→ **PROBLEM**
Reproduce every record below exactly as written, but leave out any pictures.
# RECORDS SUPPLIED start
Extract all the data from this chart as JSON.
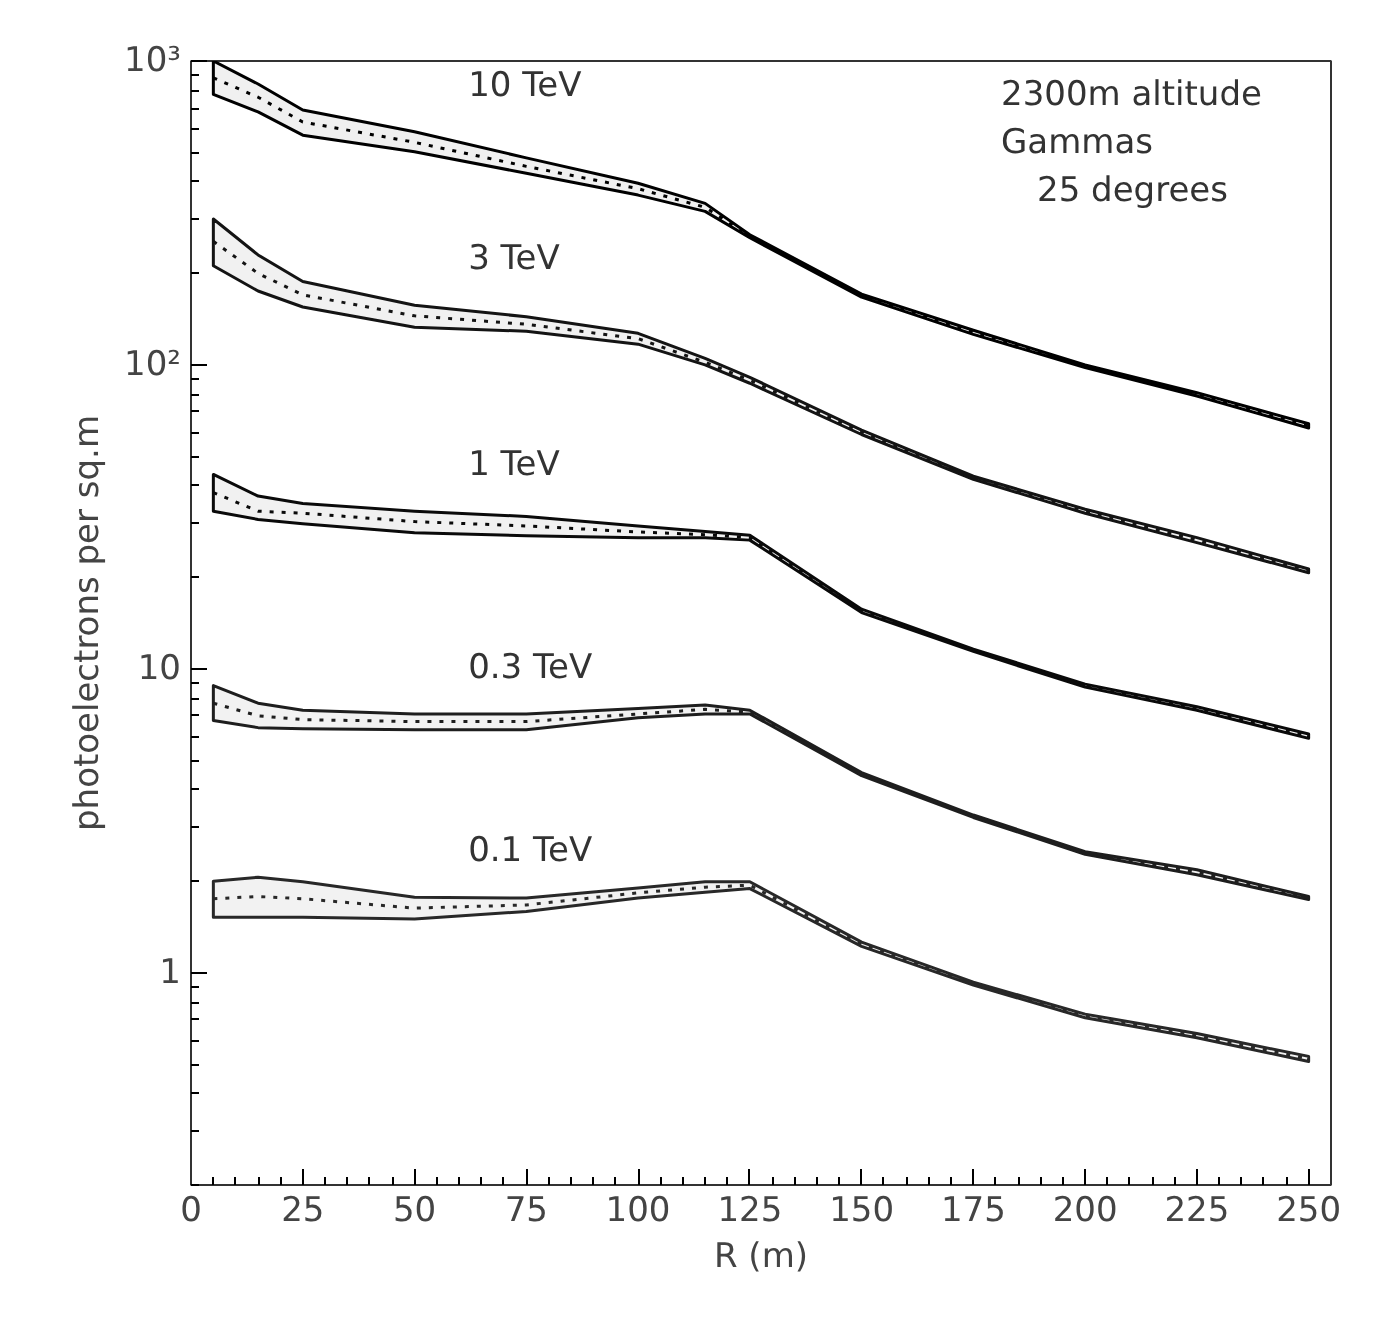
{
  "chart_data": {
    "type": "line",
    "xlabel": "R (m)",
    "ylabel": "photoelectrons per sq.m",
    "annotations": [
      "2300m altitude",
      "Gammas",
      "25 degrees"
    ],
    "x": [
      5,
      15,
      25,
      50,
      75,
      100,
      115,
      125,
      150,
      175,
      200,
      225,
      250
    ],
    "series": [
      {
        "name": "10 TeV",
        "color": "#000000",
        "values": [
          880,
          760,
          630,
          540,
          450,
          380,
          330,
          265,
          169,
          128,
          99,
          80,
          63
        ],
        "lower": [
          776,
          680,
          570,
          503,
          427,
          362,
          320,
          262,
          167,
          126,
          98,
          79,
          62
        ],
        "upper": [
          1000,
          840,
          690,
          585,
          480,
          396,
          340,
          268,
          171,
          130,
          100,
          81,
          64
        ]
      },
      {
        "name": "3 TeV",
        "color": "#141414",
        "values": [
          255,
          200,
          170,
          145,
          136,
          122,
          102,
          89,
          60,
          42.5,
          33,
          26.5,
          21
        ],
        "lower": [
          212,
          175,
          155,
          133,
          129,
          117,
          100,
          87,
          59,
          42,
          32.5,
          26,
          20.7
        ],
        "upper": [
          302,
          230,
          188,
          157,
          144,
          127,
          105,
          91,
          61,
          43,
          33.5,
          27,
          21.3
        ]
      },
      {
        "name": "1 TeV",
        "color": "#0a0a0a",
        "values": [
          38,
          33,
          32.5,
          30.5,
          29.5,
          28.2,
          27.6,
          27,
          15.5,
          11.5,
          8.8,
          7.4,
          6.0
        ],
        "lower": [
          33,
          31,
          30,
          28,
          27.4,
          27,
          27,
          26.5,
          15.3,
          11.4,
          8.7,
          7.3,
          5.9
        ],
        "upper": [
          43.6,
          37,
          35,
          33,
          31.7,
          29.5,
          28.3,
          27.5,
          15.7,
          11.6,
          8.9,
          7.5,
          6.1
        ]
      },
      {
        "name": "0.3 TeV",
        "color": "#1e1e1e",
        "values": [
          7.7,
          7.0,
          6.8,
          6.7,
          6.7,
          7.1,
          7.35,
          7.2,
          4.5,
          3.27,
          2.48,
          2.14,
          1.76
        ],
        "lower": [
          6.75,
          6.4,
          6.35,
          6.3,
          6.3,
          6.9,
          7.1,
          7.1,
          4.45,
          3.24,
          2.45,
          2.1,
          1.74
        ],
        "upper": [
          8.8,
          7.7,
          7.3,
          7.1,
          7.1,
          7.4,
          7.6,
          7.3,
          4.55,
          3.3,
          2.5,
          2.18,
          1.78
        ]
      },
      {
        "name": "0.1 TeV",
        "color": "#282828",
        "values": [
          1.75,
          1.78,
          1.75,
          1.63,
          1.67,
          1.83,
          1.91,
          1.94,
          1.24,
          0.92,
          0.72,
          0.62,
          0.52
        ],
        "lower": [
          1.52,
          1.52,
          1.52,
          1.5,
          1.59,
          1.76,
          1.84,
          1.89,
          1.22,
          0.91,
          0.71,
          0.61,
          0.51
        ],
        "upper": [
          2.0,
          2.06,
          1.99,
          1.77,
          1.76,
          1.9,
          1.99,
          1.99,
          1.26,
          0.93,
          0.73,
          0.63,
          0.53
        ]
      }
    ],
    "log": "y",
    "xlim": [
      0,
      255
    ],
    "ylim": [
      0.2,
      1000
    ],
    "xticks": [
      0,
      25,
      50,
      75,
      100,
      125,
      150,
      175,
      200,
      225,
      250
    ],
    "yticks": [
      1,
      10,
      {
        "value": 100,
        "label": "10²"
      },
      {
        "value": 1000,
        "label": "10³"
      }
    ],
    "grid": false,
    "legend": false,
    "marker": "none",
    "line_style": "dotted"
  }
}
# RECORDS SUPPLIED end
→ **ANSWER TO THIS EXERCISE**
Extract all the data from this chart as JSON.
{
  "chart_data": {
    "type": "line",
    "xlabel": "R (m)",
    "ylabel": "photoelectrons per sq.m",
    "annotations": [
      "2300m altitude",
      "Gammas",
      "25 degrees"
    ],
    "x": [
      5,
      15,
      25,
      50,
      75,
      100,
      115,
      125,
      150,
      175,
      200,
      225,
      250
    ],
    "series": [
      {
        "name": "10 TeV",
        "color": "#000000",
        "values": [
          880,
          760,
          630,
          540,
          450,
          380,
          330,
          265,
          169,
          128,
          99,
          80,
          63
        ],
        "lower": [
          776,
          680,
          570,
          503,
          427,
          362,
          320,
          262,
          167,
          126,
          98,
          79,
          62
        ],
        "upper": [
          1000,
          840,
          690,
          585,
          480,
          396,
          340,
          268,
          171,
          130,
          100,
          81,
          64
        ]
      },
      {
        "name": "3 TeV",
        "color": "#141414",
        "values": [
          255,
          200,
          170,
          145,
          136,
          122,
          102,
          89,
          60,
          42.5,
          33,
          26.5,
          21
        ],
        "lower": [
          212,
          175,
          155,
          133,
          129,
          117,
          100,
          87,
          59,
          42,
          32.5,
          26,
          20.7
        ],
        "upper": [
          302,
          230,
          188,
          157,
          144,
          127,
          105,
          91,
          61,
          43,
          33.5,
          27,
          21.3
        ]
      },
      {
        "name": "1 TeV",
        "color": "#0a0a0a",
        "values": [
          38,
          33,
          32.5,
          30.5,
          29.5,
          28.2,
          27.6,
          27,
          15.5,
          11.5,
          8.8,
          7.4,
          6.0
        ],
        "lower": [
          33,
          31,
          30,
          28,
          27.4,
          27,
          27,
          26.5,
          15.3,
          11.4,
          8.7,
          7.3,
          5.9
        ],
        "upper": [
          43.6,
          37,
          35,
          33,
          31.7,
          29.5,
          28.3,
          27.5,
          15.7,
          11.6,
          8.9,
          7.5,
          6.1
        ]
      },
      {
        "name": "0.3 TeV",
        "color": "#1e1e1e",
        "values": [
          7.7,
          7.0,
          6.8,
          6.7,
          6.7,
          7.1,
          7.35,
          7.2,
          4.5,
          3.27,
          2.48,
          2.14,
          1.76
        ],
        "lower": [
          6.75,
          6.4,
          6.35,
          6.3,
          6.3,
          6.9,
          7.1,
          7.1,
          4.45,
          3.24,
          2.45,
          2.1,
          1.74
        ],
        "upper": [
          8.8,
          7.7,
          7.3,
          7.1,
          7.1,
          7.4,
          7.6,
          7.3,
          4.55,
          3.3,
          2.5,
          2.18,
          1.78
        ]
      },
      {
        "name": "0.1 TeV",
        "color": "#282828",
        "values": [
          1.75,
          1.78,
          1.75,
          1.63,
          1.67,
          1.83,
          1.91,
          1.94,
          1.24,
          0.92,
          0.72,
          0.62,
          0.52
        ],
        "lower": [
          1.52,
          1.52,
          1.52,
          1.5,
          1.59,
          1.76,
          1.84,
          1.89,
          1.22,
          0.91,
          0.71,
          0.61,
          0.51
        ],
        "upper": [
          2.0,
          2.06,
          1.99,
          1.77,
          1.76,
          1.9,
          1.99,
          1.99,
          1.26,
          0.93,
          0.73,
          0.63,
          0.53
        ]
      }
    ],
    "log": "y",
    "xlim": [
      0,
      255
    ],
    "ylim": [
      0.2,
      1000
    ],
    "xticks": [
      0,
      25,
      50,
      75,
      100,
      125,
      150,
      175,
      200,
      225,
      250
    ],
    "yticks": [
      1,
      10,
      {
        "value": 100,
        "label": "10²"
      },
      {
        "value": 1000,
        "label": "10³"
      }
    ],
    "grid": false,
    "legend": false,
    "marker": "none",
    "line_style": "dotted"
  }
}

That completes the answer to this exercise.